__EXTRACT PROVIDED__.
So, it clearly shows that the percentage of spam messages is approximately 15.48%. So we can estimate that the percentage of ham and spam is 85% and 15% respectively.

Next, we have to deal with our imbalanced data issue. There are several techniques to fix imbalanced data. For our use case, we will be using the Downsampling method.

In downsampling, we delete some records from the majority class of the data (ham here), so that it matches the minority class count (spam here). Hence, our data will no longer be imbalanced, and it won’t misclassify the messages.

So, let us implement downsampling method to our imbalanced data!

# one way to fix imbalanced data is to downsample the ham message count to the spam message count
ham_msg_df = ham_msg.sample(n = len(spam_msg), random_state = 44)
spam_msg_df = spam_msg

#check the shape now, it must be te same!
print(ham_msg_df.shape, spam_msg_df.shape)

#check graph for better visualization 
msg_df = ham_msg_df.append(spam_msg_df).reset_index(drop=True)
plt.figure(figsize=(8,6))
sns.countplot(msg_df.label)
plt.title('Distribution of ham and spam messages (after downsampling)')
plt.xlabel('Message labels')

Now, look at the output! Both spam and ham counts are same.

(747, 2) (747, 2)
spam detection project report

Now, let us compute the text length of spam and ham messages, which we will need later.

# Get length column for each text
msg_df['text_length'] = msg_df['message'].apply(len)

#Calculate average length by label types
labels = msg_df.groupby('label').mean()
labels

This will output us a table containing, text lengths of spam and ham messages.

table 5 for nlp output

Step 2: Split the data into train and test sub-datasets; text preprocessing

Let’s convert our categorical labels to numerical labels, i.e. 0 for ham and 1 for spam. Then we will split our data into train and test set. Further, we will transform the labels to numpy arrays, for fitting our models.

Note – Train and Test data should have a ratio of 8:2 (80% training data and 20% test data).

# Map ham label as 0 and spam as 1
msg_df['msg_type']= msg_df['label'].map({'ham': 0, 'spam': 1})
msg_label = msg_df['msg_type'].values

# Split data into train and test
train_msg, test_msg, train_labels, test_labels = train_test_split(msg_df['message'], msg_label, test_size=0.2, random_state=434)

[Element region lists]
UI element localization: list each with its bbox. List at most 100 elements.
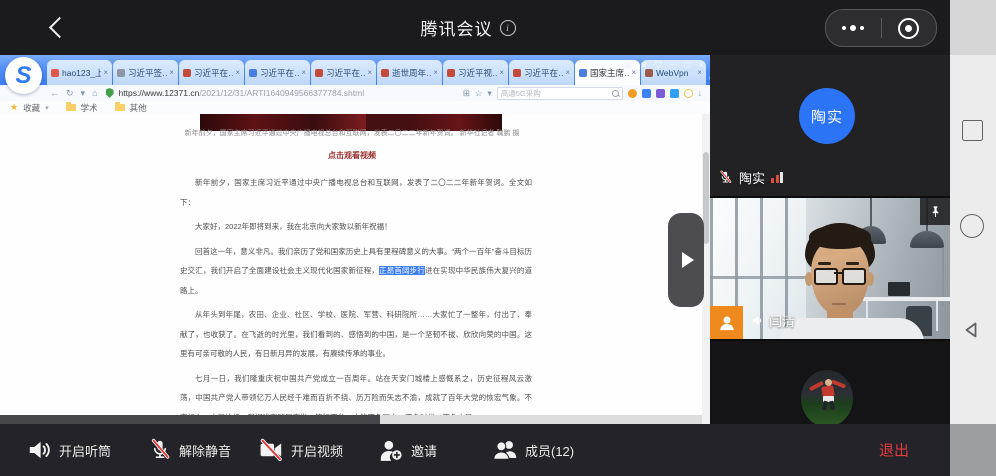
participant-name: 陶实 bbox=[739, 168, 765, 187]
favorites-button[interactable]: 收藏 bbox=[23, 102, 40, 114]
video-tile-taoshi[interactable]: 陶实 陶实 bbox=[710, 55, 950, 196]
tab-close-icon[interactable]: × bbox=[499, 68, 504, 77]
video-tile-football[interactable] bbox=[710, 341, 950, 424]
browser-tabs: hao123_上 × 习近平签… × 习近平在… × 习近平在… × bbox=[47, 60, 710, 85]
tab-close-icon[interactable]: × bbox=[169, 68, 174, 77]
nav-bar-bottom-shade bbox=[950, 424, 996, 476]
minimize-icon[interactable]: − bbox=[670, 60, 676, 72]
bookmark-folder-2[interactable]: 其他 bbox=[130, 102, 147, 114]
nav-refresh-icon[interactable]: ↻ bbox=[66, 88, 74, 99]
close-capsule-button[interactable] bbox=[882, 10, 937, 46]
watch-video-link[interactable]: 点击观看视频 bbox=[180, 150, 524, 161]
browser-tab[interactable]: 习近平在… × bbox=[245, 60, 310, 85]
extension-icon-orange[interactable] bbox=[628, 89, 637, 98]
presenter-person-icon bbox=[717, 313, 737, 333]
start-video-button[interactable]: 开启视频 bbox=[258, 437, 343, 463]
members-button[interactable]: 成员(12) bbox=[492, 437, 574, 463]
bookmark-folder-1[interactable]: 学术 bbox=[81, 102, 98, 114]
back-nav-icon[interactable] bbox=[962, 320, 982, 340]
extension-icon-purple[interactable] bbox=[656, 89, 665, 98]
browser-tab[interactable]: 习近平在… × bbox=[509, 60, 574, 85]
info-icon[interactable]: i bbox=[500, 20, 516, 36]
extension-icon-yellow[interactable] bbox=[684, 89, 693, 98]
bookmark-star-icon[interactable]: ★ bbox=[10, 102, 18, 113]
browser-tab[interactable]: 习近平在… × bbox=[311, 60, 376, 85]
filter-icon[interactable]: ▽ bbox=[655, 60, 663, 72]
menu-icon[interactable]: ≡ bbox=[641, 60, 647, 72]
search-input[interactable]: 高通5G采购 bbox=[497, 87, 623, 100]
glasses bbox=[814, 268, 838, 285]
pin-button[interactable] bbox=[920, 198, 950, 225]
screen-share-view[interactable]: hao123_上 × 习近平签… × 习近平在… × 习近平在… × bbox=[0, 55, 710, 424]
browser-tab-strip: hao123_上 × 习近平签… × 习近平在… × 习近平在… × bbox=[0, 55, 710, 85]
tab-favicon bbox=[513, 69, 521, 77]
close-window-icon[interactable]: × bbox=[698, 60, 704, 72]
video-tile-yanqing[interactable]: 闫清 bbox=[710, 198, 950, 339]
video-panel-expand-handle[interactable] bbox=[668, 213, 704, 307]
tab-favicon bbox=[579, 69, 587, 77]
browser-tab[interactable]: 习近平签… × bbox=[113, 60, 178, 85]
window-controls: ▣ ≡ ▽ − □ × bbox=[623, 60, 704, 72]
android-nav-bar bbox=[950, 0, 996, 476]
paragraph: 大家好，2022年即将到来，我在北京向大家致以新年祝福！ bbox=[180, 217, 532, 237]
desktop-taskbar-sliver-light bbox=[380, 415, 702, 424]
tab-favicon bbox=[51, 69, 59, 77]
person-shirt bbox=[780, 318, 924, 339]
security-shield-icon bbox=[106, 88, 114, 98]
invite-person-icon bbox=[378, 437, 404, 463]
tab-close-icon[interactable]: × bbox=[433, 68, 438, 77]
nav-back-icon[interactable]: ← bbox=[50, 88, 59, 98]
caret-icon[interactable]: ▾ bbox=[487, 88, 491, 99]
favorite-star-icon[interactable]: ☆ bbox=[475, 88, 483, 99]
maximize-icon[interactable]: □ bbox=[684, 60, 690, 72]
tab-favicon bbox=[249, 69, 257, 77]
tab-close-icon[interactable]: × bbox=[103, 68, 108, 77]
arrow-right-icon bbox=[682, 252, 694, 268]
unmute-button[interactable]: 解除静音 bbox=[148, 438, 231, 462]
network-signal-icon bbox=[771, 172, 783, 183]
nav-dropdown-icon[interactable]: ▾ bbox=[81, 88, 86, 99]
browser-tab[interactable]: 逝世周年… × bbox=[377, 60, 442, 85]
favorites-caret-icon[interactable]: ▾ bbox=[45, 104, 49, 112]
more-options-button[interactable] bbox=[826, 10, 881, 46]
folder-icon bbox=[115, 104, 125, 111]
home-icon[interactable] bbox=[960, 214, 984, 238]
mic-muted-icon bbox=[148, 438, 172, 462]
bookmarks-bar: ★ 收藏 ▾ 学术 其他 bbox=[0, 101, 710, 115]
speaker-toggle-button[interactable]: 开启听筒 bbox=[26, 437, 111, 463]
url-field[interactable]: https://www.12371.cn/2021/12/31/ARTI1640… bbox=[119, 88, 365, 98]
speaker-icon bbox=[26, 437, 52, 463]
sogou-logo[interactable]: S bbox=[5, 57, 42, 94]
exit-button[interactable]: 退出 bbox=[879, 440, 909, 461]
webcam-video bbox=[710, 198, 950, 339]
meeting-toolbar: 开启听筒 解除静音 开启视频 邀请 成员(12) 退出 bbox=[0, 424, 996, 476]
recent-apps-icon[interactable] bbox=[962, 120, 983, 141]
tab-favicon bbox=[447, 69, 455, 77]
panel-icon[interactable]: ▣ bbox=[623, 60, 632, 72]
mic-muted-icon bbox=[718, 170, 733, 185]
avatar: 陶实 bbox=[799, 88, 855, 144]
pin-icon bbox=[929, 205, 942, 218]
navbar-tools: ⊞ ☆ ▾ 高通5G采购 ↓ bbox=[463, 87, 702, 100]
tab-close-icon[interactable]: × bbox=[301, 68, 306, 77]
article-page: 新年前夕，国家主席习近平通过中央广播电视总台和互联网，发表二〇二二年新年贺词。 … bbox=[0, 114, 710, 424]
extension-icon-lightblue[interactable] bbox=[670, 89, 679, 98]
invite-button[interactable]: 邀请 bbox=[378, 437, 437, 463]
grid-icon[interactable]: ⊞ bbox=[463, 88, 470, 99]
camera-muted-icon bbox=[258, 437, 284, 463]
extension-icon-blue[interactable] bbox=[642, 89, 651, 98]
meeting-app: 腾讯会议 i hao123_上 × 习近平签… × bbox=[0, 0, 996, 476]
nav-home-icon[interactable]: ⌂ bbox=[92, 88, 97, 98]
tab-close-icon[interactable]: × bbox=[367, 68, 372, 77]
paragraph: 新年前夕，国家主席习近平通过中央广播电视总台和互联网，发表了二〇二二年新年贺词。… bbox=[180, 173, 532, 212]
browser-tab[interactable]: hao123_上 × bbox=[47, 60, 112, 85]
tab-close-icon[interactable]: × bbox=[235, 68, 240, 77]
nav-bar-top-shade bbox=[950, 0, 996, 55]
tab-close-icon[interactable]: × bbox=[565, 68, 570, 77]
photo-caption: 新年前夕，国家主席习近平通过中央广播电视总台和互联网，发表二〇二二年新年贺词。 … bbox=[180, 128, 524, 140]
tile-footer: 闫清 bbox=[751, 311, 795, 330]
browser-tab[interactable]: 习近平视… × bbox=[443, 60, 508, 85]
browser-tab[interactable]: 习近平在… × bbox=[179, 60, 244, 85]
download-icon[interactable]: ↓ bbox=[698, 88, 702, 98]
browser-navbar: ← ↻ ▾ ⌂ https://www.12371.cn/2021/12/31/… bbox=[0, 85, 710, 101]
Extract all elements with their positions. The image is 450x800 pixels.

__PROBLEM SET__.
- a) According to the spam detection walkthrough, what ratio should the train and test data have?
- b) From the records, copy the lines verbatim, starting at the line containing "participant-name: 陶实 bbox=[739, 168, 765, 187]" and ending at the line containing "presenter-person-icon bbox=[717, 313, 737, 333]", both included.

__TASK-BY-TASK OUTPUTS__.
- a) A ratio of 8:2, meaning 80% training data and 20% test data.

- b)
participant-name: 陶实 bbox=[739, 168, 765, 187]
favorites-button[interactable]: 收藏 bbox=[23, 102, 40, 114]
video-tile-taoshi[interactable]: 陶实 陶实 bbox=[710, 55, 950, 196]
tab-close-icon[interactable]: × bbox=[499, 68, 504, 77]
video-tile-football[interactable] bbox=[710, 341, 950, 424]
browser-tabs: hao123_上 × 习近平签… × 习近平在… × 习近平在… × bbox=[47, 60, 710, 85]
tab-close-icon[interactable]: × bbox=[169, 68, 174, 77]
nav-bar-bottom-shade bbox=[950, 424, 996, 476]
minimize-icon[interactable]: − bbox=[670, 60, 676, 72]
bookmark-folder-2[interactable]: 其他 bbox=[130, 102, 147, 114]
nav-refresh-icon[interactable]: ↻ bbox=[66, 88, 74, 99]
close-capsule-button[interactable] bbox=[882, 10, 937, 46]
watch-video-link[interactable]: 点击观看视频 bbox=[180, 150, 524, 161]
browser-tab[interactable]: 习近平在… × bbox=[245, 60, 310, 85]
extension-icon-orange[interactable] bbox=[628, 89, 637, 98]
presenter-person-icon bbox=[717, 313, 737, 333]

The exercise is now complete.